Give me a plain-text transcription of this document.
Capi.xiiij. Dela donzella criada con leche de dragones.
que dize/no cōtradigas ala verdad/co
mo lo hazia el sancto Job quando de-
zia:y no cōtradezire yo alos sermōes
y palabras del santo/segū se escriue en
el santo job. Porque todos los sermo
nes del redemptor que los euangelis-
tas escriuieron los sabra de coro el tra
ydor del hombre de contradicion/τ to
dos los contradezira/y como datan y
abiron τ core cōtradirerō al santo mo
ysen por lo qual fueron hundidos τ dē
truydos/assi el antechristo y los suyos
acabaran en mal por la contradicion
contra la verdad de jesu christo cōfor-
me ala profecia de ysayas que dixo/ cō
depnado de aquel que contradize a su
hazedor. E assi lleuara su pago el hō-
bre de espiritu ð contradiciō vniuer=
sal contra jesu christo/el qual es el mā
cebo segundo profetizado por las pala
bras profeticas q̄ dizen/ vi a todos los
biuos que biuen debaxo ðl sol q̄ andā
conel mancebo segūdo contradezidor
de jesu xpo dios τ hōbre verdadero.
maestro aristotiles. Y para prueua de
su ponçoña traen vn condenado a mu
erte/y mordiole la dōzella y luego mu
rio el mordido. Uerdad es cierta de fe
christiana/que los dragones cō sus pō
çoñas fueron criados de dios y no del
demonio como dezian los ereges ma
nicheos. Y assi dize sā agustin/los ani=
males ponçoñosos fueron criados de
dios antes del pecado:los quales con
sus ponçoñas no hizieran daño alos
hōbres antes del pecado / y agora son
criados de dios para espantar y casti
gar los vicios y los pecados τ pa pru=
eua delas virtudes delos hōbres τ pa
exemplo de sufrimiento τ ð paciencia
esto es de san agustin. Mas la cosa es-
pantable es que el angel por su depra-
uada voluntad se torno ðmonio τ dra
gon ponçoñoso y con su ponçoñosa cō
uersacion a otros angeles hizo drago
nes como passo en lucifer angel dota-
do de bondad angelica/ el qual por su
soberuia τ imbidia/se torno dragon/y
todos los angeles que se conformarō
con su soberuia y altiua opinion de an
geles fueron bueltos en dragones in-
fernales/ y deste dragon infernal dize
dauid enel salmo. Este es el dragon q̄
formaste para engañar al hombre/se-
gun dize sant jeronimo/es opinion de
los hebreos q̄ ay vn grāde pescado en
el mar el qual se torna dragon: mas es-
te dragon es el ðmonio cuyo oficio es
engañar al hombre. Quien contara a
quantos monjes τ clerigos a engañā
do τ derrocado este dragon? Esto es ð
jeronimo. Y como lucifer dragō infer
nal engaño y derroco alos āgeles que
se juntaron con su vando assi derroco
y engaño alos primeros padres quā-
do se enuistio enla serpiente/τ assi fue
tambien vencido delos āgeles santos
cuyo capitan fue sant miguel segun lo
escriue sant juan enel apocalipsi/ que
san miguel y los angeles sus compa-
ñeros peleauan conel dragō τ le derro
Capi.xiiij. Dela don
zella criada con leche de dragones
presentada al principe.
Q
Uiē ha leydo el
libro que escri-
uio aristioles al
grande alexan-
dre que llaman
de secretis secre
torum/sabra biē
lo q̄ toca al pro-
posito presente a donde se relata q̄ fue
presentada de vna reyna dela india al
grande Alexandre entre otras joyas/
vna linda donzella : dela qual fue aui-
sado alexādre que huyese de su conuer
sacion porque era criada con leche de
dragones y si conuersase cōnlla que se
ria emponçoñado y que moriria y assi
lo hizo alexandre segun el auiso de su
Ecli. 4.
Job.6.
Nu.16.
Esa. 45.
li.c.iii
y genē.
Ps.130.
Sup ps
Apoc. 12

REQUIREMENT | Return all of the above records exactly, leaving no line out.

EXPECTED ANSWER |
Give me a plain-text transcription of this document.
Capi.xiiij. Dela donzella criada con leche de dragones.
que dize/no cōtradigas ala verdad/co
mo lo hazia el sancto Job quando de-
zia:y no cōtradezire yo alos sermōes
y palabras del santo/segū se escriue en
el santo job. Porque todos los sermo
nes del redemptor que los euangelis-
tas escriuieron los sabra de coro el tra
ydor del hombre de contradicion/τ to
dos los contradezira/y como datan y
abiron τ core cōtradirerō al santo mo
ysen por lo qual fueron hundidos τ dē
truydos/assi el antechristo y los suyos
acabaran en mal por la contradicion
contra la verdad de jesu christo cōfor-
me ala profecia de ysayas que dixo/ cō
depnado de aquel que contradize a su
hazedor. E assi lleuara su pago el hō-
bre de espiritu ð contradiciō vniuer=
sal contra jesu christo/el qual es el mā
cebo segundo profetizado por las pala
bras profeticas q̄ dizen/ vi a todos los
biuos que biuen debaxo ðl sol q̄ andā
conel mancebo segūdo contradezidor
de jesu xpo dios τ hōbre verdadero.
maestro aristotiles. Y para prueua de
su ponçoña traen vn condenado a mu
erte/y mordiole la dōzella y luego mu
rio el mordido. Uerdad es cierta de fe
christiana/que los dragones cō sus pō
çoñas fueron criados de dios y no del
demonio como dezian los ereges ma
nicheos. Y assi dize sā agustin/los ani=
males ponçoñosos fueron criados de
dios antes del pecado:los quales con
sus ponçoñas no hizieran daño alos
hōbres antes del pecado / y agora son
criados de dios para espantar y casti
gar los vicios y los pecados τ pa pru=
eua delas virtudes delos hōbres τ pa
exemplo de sufrimiento τ ð paciencia
esto es de san agustin. Mas la cosa es-
pantable es que el angel por su depra-
uada voluntad se torno ðmonio τ dra
gon ponçoñoso y con su ponçoñosa cō
uersacion a otros angeles hizo drago
nes como passo en lucifer angel dota-
do de bondad angelica/ el qual por su
soberuia τ imbidia/se torno dragon/y
todos los angeles que se conformarō
con su soberuia y altiua opinion de an
geles fueron bueltos en dragones in-
fernales/ y deste dragon infernal dize
dauid enel salmo. Este es el dragon q̄
formaste para engañar al hombre/se-
gun dize sant jeronimo/es opinion de
los hebreos q̄ ay vn grāde pescado en
el mar el qual se torna dragon: mas es-
te dragon es el ðmonio cuyo oficio es
engañar al hombre. Quien contara a
quantos monjes τ clerigos a engañā
do τ derrocado este dragon? Esto es ð
jeronimo. Y como lucifer dragō infer
nal engaño y derroco alos āgeles que
se juntaron con su vando assi derroco
y engaño alos primeros padres quā-
do se enuistio enla serpiente/τ assi fue
tambien vencido delos āgeles santos
cuyo capitan fue sant miguel segun lo
escriue sant juan enel apocalipsi/ que
san miguel y los angeles sus compa-
ñeros peleauan conel dragō τ le derro
Capi.xiiij. Dela don
zella criada con leche de dragones
presentada al principe.
Q
Uiē ha leydo el
libro que escri-
uio aristioles al
grande alexan-
dre que llaman
de secretis secre
torum/sabra biē
lo q̄ toca al pro-
posito presente a donde se relata q̄ fue
presentada de vna reyna dela india al
grande Alexandre entre otras joyas/
vna linda donzella : dela qual fue aui-
sado alexādre que huyese de su conuer
sacion porque era criada con leche de
dragones y si conuersase cōnlla que se
ria emponçoñado y que moriria y assi
lo hizo alexandre segun el auiso de su
Ecli. 4.
Job.6.
Nu.16.
Esa. 45.
li.c.iii
y genē.
Ps.130.
Sup ps
Apoc. 12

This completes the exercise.